Task statement → Extract, from the listing that follows, each line containing the word "panel".
◇ ◇ ◇ ◇ ◇
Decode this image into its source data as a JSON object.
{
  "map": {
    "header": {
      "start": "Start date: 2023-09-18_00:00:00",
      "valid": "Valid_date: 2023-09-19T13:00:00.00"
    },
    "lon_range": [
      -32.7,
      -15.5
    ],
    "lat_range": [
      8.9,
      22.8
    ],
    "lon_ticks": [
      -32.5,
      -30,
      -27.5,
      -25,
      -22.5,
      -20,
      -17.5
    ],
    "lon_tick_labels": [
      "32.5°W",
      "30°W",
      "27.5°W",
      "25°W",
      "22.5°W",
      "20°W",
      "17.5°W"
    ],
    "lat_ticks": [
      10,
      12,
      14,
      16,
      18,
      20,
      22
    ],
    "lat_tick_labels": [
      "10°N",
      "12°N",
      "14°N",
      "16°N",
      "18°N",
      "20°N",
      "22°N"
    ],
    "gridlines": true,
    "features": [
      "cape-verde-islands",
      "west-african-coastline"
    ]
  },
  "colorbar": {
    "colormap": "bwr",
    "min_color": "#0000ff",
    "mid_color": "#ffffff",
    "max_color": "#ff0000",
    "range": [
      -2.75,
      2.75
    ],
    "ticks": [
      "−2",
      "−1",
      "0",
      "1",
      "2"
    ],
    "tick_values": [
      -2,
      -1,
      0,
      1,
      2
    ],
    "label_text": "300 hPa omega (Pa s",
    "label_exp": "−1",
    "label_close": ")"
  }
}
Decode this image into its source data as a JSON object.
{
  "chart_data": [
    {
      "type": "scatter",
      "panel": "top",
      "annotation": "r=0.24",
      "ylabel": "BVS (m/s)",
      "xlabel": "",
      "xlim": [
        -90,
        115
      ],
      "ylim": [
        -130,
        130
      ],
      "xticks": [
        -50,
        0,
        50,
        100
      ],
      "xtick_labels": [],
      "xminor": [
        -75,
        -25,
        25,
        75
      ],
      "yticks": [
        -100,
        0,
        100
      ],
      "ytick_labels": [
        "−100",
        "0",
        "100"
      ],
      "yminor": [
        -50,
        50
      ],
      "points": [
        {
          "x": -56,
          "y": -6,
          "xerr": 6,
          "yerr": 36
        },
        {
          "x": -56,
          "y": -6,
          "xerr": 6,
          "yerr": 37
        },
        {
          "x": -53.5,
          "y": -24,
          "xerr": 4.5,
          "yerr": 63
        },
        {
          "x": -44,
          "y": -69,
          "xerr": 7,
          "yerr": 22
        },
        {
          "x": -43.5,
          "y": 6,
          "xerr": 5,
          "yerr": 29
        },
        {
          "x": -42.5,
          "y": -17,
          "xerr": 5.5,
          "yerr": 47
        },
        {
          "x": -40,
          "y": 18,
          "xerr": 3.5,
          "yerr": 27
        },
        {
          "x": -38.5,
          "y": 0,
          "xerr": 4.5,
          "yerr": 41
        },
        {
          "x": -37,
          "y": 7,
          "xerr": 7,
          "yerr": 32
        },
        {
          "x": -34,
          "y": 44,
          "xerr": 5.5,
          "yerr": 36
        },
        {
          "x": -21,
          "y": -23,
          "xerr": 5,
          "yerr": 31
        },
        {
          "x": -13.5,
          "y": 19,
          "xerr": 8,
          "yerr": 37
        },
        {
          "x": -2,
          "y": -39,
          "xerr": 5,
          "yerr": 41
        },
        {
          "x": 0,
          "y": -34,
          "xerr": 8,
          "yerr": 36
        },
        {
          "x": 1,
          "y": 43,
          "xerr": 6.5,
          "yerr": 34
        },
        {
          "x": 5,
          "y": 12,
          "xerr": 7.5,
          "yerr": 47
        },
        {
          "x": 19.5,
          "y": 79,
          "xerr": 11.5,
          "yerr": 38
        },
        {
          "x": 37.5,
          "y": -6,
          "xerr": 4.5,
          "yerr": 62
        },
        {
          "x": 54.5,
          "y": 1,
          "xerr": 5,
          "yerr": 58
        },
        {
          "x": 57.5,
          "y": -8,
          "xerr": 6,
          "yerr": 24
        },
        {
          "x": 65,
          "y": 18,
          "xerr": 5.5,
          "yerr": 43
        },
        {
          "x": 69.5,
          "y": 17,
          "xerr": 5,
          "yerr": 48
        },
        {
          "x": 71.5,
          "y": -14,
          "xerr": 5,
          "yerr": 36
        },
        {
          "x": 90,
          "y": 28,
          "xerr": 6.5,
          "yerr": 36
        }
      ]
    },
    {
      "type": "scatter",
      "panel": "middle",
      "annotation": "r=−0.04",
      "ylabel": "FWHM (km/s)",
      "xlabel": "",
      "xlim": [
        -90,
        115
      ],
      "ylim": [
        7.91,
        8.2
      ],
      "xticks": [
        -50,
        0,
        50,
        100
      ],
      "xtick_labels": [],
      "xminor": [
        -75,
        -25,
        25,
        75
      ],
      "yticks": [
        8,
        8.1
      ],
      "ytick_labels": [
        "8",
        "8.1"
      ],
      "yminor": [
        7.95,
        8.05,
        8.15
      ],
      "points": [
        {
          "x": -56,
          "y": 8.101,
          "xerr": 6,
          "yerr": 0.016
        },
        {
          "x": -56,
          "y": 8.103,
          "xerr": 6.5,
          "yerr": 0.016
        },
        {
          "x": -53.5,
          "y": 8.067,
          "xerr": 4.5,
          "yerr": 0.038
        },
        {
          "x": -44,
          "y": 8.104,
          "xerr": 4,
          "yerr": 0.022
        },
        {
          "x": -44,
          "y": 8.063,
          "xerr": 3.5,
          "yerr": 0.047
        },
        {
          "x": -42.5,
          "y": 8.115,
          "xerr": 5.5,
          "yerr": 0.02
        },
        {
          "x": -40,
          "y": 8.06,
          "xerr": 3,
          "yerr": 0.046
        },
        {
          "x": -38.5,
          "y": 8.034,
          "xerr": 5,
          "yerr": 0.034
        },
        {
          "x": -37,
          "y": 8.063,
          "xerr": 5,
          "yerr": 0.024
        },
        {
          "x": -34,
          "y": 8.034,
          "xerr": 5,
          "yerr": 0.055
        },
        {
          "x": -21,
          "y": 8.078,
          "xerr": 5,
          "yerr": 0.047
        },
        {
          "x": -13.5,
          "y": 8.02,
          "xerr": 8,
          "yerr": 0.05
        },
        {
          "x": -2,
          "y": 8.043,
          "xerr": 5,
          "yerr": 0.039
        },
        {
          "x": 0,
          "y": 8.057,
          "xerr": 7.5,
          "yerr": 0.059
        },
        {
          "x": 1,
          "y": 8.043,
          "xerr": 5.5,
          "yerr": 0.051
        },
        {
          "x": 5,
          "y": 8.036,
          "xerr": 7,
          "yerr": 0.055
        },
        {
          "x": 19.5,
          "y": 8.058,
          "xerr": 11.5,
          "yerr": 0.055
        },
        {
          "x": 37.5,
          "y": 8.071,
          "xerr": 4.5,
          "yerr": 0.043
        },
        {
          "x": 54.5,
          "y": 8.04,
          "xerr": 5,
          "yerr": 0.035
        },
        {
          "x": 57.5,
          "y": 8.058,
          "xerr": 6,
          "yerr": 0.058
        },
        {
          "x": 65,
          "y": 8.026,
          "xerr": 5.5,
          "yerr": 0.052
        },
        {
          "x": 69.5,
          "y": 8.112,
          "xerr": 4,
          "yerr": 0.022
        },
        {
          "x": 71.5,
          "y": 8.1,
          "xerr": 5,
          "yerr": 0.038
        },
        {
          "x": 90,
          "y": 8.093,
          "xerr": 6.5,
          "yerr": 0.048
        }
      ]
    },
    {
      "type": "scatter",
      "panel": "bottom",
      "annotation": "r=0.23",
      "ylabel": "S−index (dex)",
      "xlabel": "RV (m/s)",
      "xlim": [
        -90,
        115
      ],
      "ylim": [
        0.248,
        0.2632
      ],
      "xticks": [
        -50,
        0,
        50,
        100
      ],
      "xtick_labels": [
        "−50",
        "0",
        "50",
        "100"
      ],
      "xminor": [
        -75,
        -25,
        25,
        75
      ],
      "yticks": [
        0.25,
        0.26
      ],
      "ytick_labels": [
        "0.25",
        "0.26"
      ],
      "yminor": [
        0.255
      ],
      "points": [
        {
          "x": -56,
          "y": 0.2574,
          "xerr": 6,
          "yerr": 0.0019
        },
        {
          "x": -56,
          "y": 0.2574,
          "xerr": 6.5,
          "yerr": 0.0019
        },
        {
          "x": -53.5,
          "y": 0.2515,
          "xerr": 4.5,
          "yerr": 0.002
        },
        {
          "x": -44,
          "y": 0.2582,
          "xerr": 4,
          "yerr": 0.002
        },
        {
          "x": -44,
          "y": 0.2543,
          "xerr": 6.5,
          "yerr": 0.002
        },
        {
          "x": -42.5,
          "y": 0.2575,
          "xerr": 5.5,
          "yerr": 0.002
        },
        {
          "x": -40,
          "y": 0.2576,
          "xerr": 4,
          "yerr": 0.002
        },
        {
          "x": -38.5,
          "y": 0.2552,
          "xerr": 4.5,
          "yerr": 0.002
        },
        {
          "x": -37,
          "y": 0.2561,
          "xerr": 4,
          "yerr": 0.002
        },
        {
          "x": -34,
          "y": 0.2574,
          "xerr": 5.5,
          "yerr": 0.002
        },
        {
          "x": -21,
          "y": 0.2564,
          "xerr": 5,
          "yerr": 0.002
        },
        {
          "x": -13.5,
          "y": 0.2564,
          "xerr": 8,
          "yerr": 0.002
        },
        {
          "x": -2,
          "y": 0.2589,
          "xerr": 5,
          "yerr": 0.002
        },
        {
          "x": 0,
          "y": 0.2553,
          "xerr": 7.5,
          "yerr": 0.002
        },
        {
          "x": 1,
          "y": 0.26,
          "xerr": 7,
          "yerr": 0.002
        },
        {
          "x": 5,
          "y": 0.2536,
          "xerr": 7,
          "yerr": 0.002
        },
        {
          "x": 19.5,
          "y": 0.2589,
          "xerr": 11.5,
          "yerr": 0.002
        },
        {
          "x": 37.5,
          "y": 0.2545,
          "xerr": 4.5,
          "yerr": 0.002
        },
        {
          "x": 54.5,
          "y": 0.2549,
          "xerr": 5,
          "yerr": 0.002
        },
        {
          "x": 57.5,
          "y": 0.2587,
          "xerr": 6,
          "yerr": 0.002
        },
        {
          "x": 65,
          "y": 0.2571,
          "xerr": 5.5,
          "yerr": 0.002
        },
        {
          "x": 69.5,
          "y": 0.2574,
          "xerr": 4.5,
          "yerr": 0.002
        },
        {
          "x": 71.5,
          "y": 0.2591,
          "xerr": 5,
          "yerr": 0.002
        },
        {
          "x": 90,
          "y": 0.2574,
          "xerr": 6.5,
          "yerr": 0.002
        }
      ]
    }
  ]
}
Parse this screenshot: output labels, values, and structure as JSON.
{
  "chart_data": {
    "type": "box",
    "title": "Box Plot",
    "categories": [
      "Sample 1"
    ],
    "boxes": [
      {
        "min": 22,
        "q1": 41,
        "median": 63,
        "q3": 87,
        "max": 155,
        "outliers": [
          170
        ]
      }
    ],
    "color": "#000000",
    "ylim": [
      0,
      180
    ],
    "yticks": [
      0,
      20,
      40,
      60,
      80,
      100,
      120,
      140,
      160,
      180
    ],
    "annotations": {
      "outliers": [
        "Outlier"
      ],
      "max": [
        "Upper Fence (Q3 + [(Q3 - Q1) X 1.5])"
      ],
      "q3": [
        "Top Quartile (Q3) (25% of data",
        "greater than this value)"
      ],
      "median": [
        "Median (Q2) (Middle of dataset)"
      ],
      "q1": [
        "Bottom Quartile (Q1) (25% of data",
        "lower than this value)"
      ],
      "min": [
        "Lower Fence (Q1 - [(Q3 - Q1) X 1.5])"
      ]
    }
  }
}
◇ ◇ ◇ ◇ ◇
Task output →
      "panel": "top",
      "panel": "middle",
      "panel": "bottom",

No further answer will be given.